§ REQUEST: Find every line with the word "color". Copy those lines.

+++ INPUT

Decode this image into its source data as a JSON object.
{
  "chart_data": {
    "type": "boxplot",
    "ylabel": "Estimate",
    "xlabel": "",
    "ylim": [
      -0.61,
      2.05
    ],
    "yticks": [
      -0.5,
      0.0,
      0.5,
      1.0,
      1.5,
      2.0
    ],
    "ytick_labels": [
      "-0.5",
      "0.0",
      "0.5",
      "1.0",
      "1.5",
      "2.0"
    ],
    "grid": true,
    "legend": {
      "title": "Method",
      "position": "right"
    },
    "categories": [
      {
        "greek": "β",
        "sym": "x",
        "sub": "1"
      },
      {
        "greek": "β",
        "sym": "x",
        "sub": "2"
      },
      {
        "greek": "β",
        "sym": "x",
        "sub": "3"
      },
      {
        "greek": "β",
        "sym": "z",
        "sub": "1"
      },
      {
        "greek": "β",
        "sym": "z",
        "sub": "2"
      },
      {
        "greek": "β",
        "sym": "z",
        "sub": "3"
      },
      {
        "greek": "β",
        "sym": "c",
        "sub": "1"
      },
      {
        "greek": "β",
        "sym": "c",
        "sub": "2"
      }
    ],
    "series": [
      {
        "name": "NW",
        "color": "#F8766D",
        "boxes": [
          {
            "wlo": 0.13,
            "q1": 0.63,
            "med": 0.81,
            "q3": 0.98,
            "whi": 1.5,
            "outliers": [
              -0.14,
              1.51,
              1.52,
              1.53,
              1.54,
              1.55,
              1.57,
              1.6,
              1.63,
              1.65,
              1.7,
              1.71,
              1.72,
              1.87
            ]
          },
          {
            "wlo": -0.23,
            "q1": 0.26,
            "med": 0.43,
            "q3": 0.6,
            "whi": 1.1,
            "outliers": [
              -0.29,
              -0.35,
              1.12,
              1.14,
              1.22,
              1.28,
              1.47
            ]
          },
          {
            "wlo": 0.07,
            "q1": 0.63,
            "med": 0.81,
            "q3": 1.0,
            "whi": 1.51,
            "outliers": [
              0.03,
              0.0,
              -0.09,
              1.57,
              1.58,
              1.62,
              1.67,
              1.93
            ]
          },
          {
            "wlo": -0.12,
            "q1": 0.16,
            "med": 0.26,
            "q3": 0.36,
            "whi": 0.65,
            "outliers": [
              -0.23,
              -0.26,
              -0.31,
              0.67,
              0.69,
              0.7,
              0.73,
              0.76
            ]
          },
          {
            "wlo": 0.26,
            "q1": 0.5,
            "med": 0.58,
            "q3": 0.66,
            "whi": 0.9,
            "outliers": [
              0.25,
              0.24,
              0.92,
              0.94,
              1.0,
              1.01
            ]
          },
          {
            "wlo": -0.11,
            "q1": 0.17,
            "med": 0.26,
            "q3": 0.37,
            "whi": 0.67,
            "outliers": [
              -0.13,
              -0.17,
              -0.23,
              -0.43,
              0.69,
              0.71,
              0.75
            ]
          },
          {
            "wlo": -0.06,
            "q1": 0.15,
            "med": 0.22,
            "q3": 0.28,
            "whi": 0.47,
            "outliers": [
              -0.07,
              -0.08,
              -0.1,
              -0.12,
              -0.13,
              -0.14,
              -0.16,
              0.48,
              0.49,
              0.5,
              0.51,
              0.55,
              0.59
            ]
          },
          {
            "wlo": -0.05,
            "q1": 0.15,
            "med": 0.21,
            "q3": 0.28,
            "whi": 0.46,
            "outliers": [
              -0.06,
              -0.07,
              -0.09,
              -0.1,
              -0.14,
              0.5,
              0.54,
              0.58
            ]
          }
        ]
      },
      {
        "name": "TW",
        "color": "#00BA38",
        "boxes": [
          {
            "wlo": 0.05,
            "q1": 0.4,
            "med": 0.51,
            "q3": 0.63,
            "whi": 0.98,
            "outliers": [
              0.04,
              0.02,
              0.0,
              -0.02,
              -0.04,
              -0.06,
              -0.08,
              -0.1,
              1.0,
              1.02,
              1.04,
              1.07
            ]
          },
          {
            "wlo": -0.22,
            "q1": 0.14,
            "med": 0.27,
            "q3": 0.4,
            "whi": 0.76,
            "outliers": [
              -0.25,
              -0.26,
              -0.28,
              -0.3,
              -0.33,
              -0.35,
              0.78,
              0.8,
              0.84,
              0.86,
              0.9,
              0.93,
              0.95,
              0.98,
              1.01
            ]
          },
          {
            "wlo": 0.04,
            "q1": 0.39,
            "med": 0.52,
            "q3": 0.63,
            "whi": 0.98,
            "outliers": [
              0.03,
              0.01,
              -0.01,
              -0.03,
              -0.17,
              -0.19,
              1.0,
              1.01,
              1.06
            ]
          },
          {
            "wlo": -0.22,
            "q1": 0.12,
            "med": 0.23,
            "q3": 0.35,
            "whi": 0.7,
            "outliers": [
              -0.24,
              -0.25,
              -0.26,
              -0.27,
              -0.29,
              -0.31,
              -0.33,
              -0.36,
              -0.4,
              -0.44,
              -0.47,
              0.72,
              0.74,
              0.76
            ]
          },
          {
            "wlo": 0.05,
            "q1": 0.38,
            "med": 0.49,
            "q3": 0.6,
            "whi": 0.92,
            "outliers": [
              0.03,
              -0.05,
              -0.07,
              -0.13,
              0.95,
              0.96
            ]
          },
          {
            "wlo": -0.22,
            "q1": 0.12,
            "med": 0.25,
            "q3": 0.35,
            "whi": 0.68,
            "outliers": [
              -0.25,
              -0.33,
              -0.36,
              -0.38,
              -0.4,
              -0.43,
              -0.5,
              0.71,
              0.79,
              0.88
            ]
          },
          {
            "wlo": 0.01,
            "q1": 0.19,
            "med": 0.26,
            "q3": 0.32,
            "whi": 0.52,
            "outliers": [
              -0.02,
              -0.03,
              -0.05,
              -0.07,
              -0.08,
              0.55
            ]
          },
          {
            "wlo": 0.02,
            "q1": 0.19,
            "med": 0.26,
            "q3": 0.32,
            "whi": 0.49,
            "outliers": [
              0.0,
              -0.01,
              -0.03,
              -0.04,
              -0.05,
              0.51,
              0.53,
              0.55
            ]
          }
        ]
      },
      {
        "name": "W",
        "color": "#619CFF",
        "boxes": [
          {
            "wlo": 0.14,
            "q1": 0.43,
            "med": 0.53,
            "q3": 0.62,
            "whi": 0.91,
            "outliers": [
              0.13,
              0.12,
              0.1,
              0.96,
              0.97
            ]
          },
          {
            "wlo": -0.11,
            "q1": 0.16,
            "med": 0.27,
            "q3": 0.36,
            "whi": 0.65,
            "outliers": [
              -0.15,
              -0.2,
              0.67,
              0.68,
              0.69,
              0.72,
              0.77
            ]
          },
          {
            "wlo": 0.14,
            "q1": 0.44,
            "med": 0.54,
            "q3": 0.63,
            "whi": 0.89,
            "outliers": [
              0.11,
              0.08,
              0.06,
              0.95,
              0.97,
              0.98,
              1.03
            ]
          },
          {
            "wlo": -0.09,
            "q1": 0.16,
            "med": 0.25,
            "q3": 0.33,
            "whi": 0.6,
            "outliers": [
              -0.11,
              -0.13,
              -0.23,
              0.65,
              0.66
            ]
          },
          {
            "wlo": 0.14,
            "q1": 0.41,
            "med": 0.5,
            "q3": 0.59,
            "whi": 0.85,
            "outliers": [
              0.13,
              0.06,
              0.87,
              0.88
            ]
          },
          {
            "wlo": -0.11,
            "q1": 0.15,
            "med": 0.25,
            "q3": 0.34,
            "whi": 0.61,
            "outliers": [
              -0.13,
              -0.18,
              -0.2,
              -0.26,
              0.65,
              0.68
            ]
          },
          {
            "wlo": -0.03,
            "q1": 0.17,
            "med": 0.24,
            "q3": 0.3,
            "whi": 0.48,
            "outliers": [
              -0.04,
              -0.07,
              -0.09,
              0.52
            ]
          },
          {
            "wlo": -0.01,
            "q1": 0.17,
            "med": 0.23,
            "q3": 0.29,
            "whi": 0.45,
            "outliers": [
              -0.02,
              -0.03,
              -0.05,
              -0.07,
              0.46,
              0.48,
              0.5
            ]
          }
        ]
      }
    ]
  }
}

++++++

§ OUTPUT BELOW:
        "color": "#F8766D",
        "color": "#00BA38",
        "color": "#619CFF",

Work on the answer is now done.